All the data must come back unchanged, except that pictures are left out.

Dataset listings of figures
════

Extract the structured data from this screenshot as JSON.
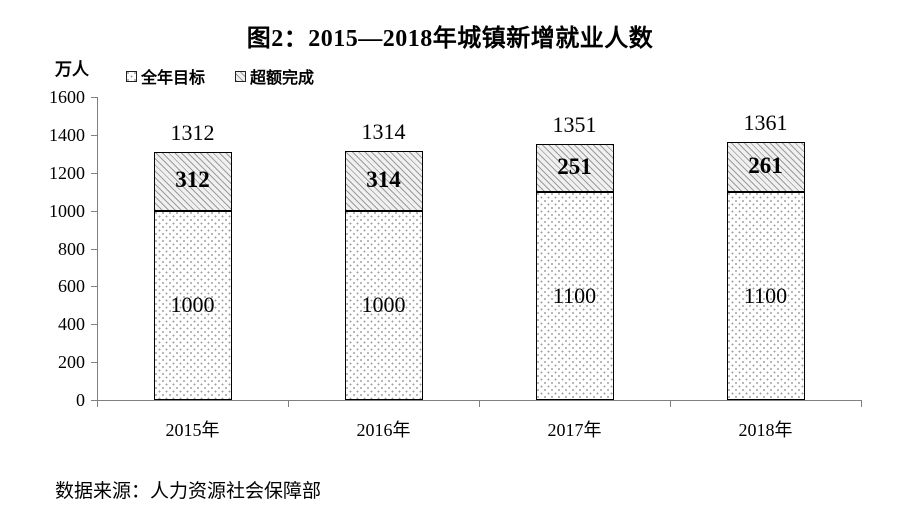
{
  "title": "图2：2015—2018年城镇新增就业人数",
  "y_axis_unit": "万人",
  "legend": {
    "items": [
      {
        "label": "全年目标",
        "pattern": "dotted"
      },
      {
        "label": "超额完成",
        "pattern": "hatched"
      }
    ]
  },
  "source": "数据来源：人力资源社会保障部",
  "colors": {
    "axis": "#808080",
    "bar_border": "#000000",
    "hatch_line": "#9c9c9c",
    "hatch_bg": "#f0f0f0",
    "dot_color": "#a0a0a0",
    "dot_bg": "#ffffff",
    "text": "#000000"
  },
  "chart_data": {
    "type": "bar",
    "stacked": true,
    "title": "图2：2015—2018年城镇新增就业人数",
    "ylabel": "万人",
    "categories": [
      "2015年",
      "2016年",
      "2017年",
      "2018年"
    ],
    "series": [
      {
        "name": "全年目标",
        "pattern": "dotted",
        "values": [
          1000,
          1000,
          1100,
          1100
        ]
      },
      {
        "name": "超额完成",
        "pattern": "hatched",
        "values": [
          312,
          314,
          251,
          261
        ]
      }
    ],
    "totals": [
      1312,
      1314,
      1351,
      1361
    ],
    "ylim": [
      0,
      1600
    ],
    "yticks": [
      0,
      200,
      400,
      600,
      800,
      1000,
      1200,
      1400,
      1600
    ],
    "grid": false,
    "legend_position": "top-left"
  }
}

════

Worked answer:
Extract the structured data from this screenshot as JSON.
{
  "title": "图2：2015—2018年城镇新增就业人数",
  "y_axis_unit": "万人",
  "legend": {
    "items": [
      {
        "label": "全年目标",
        "pattern": "dotted"
      },
      {
        "label": "超额完成",
        "pattern": "hatched"
      }
    ]
  },
  "source": "数据来源：人力资源社会保障部",
  "colors": {
    "axis": "#808080",
    "bar_border": "#000000",
    "hatch_line": "#9c9c9c",
    "hatch_bg": "#f0f0f0",
    "dot_color": "#a0a0a0",
    "dot_bg": "#ffffff",
    "text": "#000000"
  },
  "chart_data": {
    "type": "bar",
    "stacked": true,
    "title": "图2：2015—2018年城镇新增就业人数",
    "ylabel": "万人",
    "categories": [
      "2015年",
      "2016年",
      "2017年",
      "2018年"
    ],
    "series": [
      {
        "name": "全年目标",
        "pattern": "dotted",
        "values": [
          1000,
          1000,
          1100,
          1100
        ]
      },
      {
        "name": "超额完成",
        "pattern": "hatched",
        "values": [
          312,
          314,
          251,
          261
        ]
      }
    ],
    "totals": [
      1312,
      1314,
      1351,
      1361
    ],
    "ylim": [
      0,
      1600
    ],
    "yticks": [
      0,
      200,
      400,
      600,
      800,
      1000,
      1200,
      1400,
      1600
    ],
    "grid": false,
    "legend_position": "top-left"
  }
}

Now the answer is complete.